STATED PROBLEM: Gather up the lines that contain "Strongly".

MATERIAL PROVIDED:
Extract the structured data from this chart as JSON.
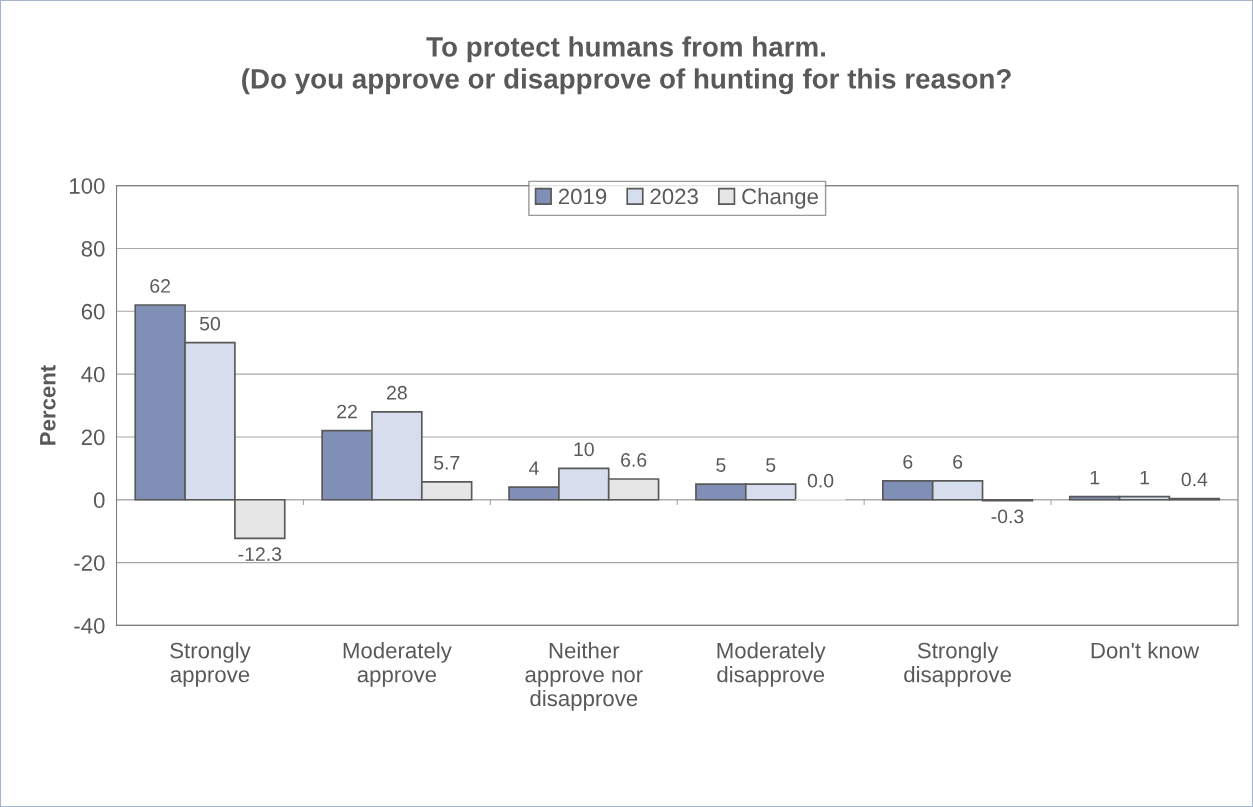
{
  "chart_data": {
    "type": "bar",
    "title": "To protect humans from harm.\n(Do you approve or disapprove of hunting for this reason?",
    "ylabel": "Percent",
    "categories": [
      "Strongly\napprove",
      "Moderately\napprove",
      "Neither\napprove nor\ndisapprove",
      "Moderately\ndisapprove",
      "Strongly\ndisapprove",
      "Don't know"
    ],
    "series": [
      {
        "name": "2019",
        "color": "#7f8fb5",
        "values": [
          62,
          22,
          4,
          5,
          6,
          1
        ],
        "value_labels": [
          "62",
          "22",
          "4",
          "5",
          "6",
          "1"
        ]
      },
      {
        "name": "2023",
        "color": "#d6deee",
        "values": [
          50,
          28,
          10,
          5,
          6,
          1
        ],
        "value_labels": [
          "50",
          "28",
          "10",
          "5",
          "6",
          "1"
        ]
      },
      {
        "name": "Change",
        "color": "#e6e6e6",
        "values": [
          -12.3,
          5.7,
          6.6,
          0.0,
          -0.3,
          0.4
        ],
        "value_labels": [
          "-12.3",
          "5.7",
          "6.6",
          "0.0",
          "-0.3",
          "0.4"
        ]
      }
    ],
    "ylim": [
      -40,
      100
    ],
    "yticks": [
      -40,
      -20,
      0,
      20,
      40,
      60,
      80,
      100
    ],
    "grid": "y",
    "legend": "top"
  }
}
==
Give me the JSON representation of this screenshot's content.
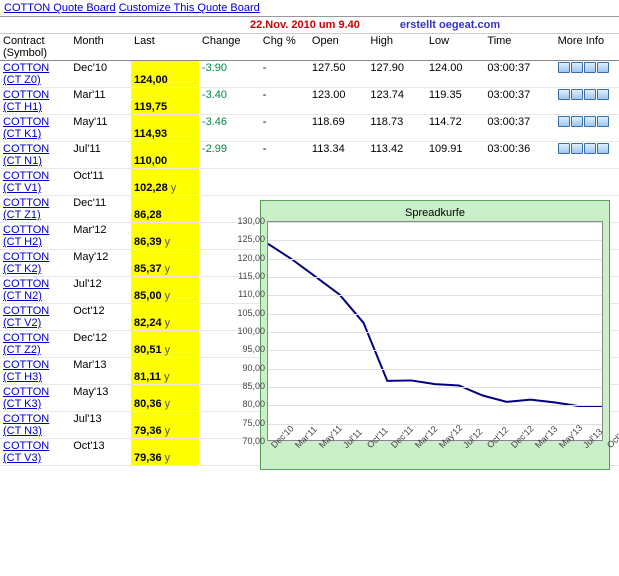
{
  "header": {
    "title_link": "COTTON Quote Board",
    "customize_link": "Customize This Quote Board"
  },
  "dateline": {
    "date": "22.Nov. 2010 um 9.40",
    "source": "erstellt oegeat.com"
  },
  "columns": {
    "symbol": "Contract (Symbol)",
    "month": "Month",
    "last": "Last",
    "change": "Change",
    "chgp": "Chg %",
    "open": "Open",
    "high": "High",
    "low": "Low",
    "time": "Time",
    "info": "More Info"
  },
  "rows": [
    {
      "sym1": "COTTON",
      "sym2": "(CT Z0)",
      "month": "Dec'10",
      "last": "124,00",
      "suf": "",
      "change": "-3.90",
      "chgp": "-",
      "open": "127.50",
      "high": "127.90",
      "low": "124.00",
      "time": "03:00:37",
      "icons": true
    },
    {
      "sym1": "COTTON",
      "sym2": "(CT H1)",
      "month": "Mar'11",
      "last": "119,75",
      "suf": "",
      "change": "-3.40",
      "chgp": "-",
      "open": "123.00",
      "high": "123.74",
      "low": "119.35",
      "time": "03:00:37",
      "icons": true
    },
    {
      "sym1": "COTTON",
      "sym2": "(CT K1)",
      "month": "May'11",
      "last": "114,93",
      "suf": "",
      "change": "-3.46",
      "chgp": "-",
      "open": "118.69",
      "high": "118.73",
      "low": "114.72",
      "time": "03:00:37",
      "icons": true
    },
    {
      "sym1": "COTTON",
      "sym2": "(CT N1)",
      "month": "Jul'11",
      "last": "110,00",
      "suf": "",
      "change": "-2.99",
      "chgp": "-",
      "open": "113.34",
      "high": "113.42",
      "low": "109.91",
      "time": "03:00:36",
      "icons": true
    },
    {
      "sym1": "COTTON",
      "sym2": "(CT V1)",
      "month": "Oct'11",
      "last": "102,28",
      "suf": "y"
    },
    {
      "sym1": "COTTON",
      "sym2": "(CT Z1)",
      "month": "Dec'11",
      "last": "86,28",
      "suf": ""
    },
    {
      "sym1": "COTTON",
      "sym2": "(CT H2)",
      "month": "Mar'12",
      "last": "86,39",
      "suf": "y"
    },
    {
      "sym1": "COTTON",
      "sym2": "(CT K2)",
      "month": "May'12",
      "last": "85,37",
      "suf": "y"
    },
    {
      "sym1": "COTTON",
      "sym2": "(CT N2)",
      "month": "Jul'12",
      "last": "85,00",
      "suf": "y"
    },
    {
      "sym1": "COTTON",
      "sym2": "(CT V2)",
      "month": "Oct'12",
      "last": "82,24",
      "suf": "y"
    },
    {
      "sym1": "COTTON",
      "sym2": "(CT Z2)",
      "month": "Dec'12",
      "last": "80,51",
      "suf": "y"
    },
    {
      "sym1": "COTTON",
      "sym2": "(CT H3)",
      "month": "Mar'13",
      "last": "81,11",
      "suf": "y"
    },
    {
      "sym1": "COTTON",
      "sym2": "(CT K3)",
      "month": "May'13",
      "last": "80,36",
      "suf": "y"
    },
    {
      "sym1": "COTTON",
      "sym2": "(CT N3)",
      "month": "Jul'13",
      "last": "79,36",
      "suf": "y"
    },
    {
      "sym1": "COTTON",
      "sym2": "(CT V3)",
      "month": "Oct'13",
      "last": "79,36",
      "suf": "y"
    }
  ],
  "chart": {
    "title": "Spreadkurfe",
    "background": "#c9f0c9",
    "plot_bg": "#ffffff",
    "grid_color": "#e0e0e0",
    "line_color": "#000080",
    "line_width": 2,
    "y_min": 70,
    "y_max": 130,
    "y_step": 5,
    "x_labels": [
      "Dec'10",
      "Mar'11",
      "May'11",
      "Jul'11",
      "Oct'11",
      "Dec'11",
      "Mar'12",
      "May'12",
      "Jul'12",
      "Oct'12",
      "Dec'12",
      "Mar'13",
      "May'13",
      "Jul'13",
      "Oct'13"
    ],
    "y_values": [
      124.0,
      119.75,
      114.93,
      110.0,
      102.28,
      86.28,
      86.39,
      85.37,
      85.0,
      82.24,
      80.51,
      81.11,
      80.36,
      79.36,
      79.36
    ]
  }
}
==
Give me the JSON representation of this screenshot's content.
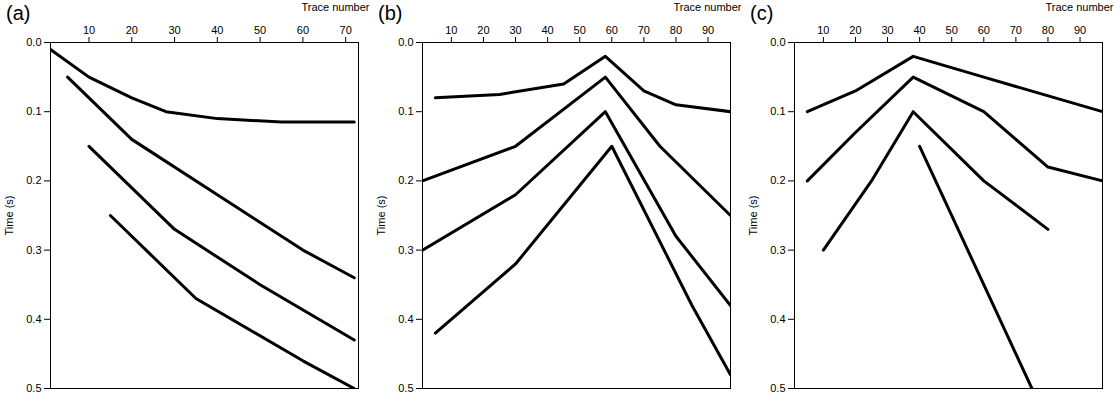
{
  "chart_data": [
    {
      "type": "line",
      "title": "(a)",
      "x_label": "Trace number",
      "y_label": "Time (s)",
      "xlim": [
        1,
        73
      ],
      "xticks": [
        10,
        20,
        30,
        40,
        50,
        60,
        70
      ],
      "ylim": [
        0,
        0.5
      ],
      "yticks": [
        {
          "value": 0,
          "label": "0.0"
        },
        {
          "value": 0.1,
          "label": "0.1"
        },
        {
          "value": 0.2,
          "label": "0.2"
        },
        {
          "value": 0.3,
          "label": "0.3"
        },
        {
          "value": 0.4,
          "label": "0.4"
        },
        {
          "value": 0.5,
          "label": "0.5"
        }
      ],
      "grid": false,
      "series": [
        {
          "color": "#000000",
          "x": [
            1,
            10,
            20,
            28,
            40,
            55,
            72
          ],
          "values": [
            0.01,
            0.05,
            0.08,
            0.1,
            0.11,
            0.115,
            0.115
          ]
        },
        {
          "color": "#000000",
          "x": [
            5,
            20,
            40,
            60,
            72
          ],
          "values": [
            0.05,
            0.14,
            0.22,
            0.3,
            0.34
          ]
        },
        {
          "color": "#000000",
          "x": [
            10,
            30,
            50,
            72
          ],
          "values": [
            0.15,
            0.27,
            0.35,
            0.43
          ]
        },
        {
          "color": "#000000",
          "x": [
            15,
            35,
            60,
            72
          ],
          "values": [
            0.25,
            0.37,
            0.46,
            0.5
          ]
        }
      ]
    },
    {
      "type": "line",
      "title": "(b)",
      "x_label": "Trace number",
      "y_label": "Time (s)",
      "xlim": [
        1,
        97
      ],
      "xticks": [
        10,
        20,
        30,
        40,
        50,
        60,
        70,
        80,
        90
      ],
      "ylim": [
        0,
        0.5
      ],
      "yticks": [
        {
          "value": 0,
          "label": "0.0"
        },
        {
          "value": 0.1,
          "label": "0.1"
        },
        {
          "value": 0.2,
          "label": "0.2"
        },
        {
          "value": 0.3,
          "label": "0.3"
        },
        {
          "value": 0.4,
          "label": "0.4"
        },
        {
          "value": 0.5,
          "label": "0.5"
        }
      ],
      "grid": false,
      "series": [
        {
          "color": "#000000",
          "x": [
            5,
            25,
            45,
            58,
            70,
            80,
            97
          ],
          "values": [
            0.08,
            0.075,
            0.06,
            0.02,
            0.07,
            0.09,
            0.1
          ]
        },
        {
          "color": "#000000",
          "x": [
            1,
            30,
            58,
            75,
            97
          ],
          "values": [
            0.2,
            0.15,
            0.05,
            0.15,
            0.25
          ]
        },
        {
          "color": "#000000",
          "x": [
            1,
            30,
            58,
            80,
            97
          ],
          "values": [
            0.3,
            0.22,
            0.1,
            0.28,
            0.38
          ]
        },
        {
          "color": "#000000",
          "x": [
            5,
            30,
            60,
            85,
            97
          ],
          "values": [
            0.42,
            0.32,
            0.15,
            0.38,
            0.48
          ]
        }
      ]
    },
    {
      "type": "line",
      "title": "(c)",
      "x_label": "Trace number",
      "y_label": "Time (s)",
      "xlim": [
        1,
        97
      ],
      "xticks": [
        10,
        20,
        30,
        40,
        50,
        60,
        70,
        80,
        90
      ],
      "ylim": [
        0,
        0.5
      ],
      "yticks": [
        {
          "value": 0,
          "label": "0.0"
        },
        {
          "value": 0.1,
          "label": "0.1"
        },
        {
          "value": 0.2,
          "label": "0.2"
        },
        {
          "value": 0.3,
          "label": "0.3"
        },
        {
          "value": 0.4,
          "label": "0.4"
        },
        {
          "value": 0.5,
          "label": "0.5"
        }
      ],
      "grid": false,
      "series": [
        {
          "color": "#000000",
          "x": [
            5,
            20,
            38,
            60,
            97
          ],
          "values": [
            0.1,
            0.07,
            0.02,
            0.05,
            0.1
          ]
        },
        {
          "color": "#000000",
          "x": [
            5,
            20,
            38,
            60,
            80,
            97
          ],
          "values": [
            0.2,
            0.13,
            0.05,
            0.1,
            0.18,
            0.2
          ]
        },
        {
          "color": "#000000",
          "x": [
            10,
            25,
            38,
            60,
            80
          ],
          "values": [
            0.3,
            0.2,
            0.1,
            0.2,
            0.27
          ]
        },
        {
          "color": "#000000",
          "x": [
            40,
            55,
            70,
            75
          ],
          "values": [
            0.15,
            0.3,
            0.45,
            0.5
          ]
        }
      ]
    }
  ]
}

COMPLETE ANSWER:
      "Strongly\napprove",
      "Strongly\ndisapprove",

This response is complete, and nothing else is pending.